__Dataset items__
** begin **

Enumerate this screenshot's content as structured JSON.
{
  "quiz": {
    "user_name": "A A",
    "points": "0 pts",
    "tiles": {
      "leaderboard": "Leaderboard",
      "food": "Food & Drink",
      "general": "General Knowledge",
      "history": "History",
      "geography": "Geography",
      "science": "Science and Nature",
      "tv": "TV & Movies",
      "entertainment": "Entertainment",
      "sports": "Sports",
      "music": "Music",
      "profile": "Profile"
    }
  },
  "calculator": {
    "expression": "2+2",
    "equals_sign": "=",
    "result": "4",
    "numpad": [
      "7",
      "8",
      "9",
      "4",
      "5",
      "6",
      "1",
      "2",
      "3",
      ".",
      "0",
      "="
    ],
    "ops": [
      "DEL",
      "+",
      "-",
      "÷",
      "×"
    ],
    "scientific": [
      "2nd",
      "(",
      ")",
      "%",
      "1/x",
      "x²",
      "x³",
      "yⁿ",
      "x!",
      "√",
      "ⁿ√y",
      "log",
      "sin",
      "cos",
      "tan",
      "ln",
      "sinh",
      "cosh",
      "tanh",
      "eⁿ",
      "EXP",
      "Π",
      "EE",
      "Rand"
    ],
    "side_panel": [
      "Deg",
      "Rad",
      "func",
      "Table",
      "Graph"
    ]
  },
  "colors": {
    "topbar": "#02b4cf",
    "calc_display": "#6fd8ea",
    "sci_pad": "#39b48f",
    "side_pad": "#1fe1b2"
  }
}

** end **

__EXERCISE DESCRIPTION__
Your task is to print the whole listing again exactly.

__SOLUTION FOR THIS TASK__
Enumerate this screenshot's content as structured JSON.
{
  "quiz": {
    "user_name": "A A",
    "points": "0 pts",
    "tiles": {
      "leaderboard": "Leaderboard",
      "food": "Food & Drink",
      "general": "General Knowledge",
      "history": "History",
      "geography": "Geography",
      "science": "Science and Nature",
      "tv": "TV & Movies",
      "entertainment": "Entertainment",
      "sports": "Sports",
      "music": "Music",
      "profile": "Profile"
    }
  },
  "calculator": {
    "expression": "2+2",
    "equals_sign": "=",
    "result": "4",
    "numpad": [
      "7",
      "8",
      "9",
      "4",
      "5",
      "6",
      "1",
      "2",
      "3",
      ".",
      "0",
      "="
    ],
    "ops": [
      "DEL",
      "+",
      "-",
      "÷",
      "×"
    ],
    "scientific": [
      "2nd",
      "(",
      ")",
      "%",
      "1/x",
      "x²",
      "x³",
      "yⁿ",
      "x!",
      "√",
      "ⁿ√y",
      "log",
      "sin",
      "cos",
      "tan",
      "ln",
      "sinh",
      "cosh",
      "tanh",
      "eⁿ",
      "EXP",
      "Π",
      "EE",
      "Rand"
    ],
    "side_panel": [
      "Deg",
      "Rad",
      "func",
      "Table",
      "Graph"
    ]
  },
  "colors": {
    "topbar": "#02b4cf",
    "calc_display": "#6fd8ea",
    "sci_pad": "#39b48f",
    "side_pad": "#1fe1b2"
  }
}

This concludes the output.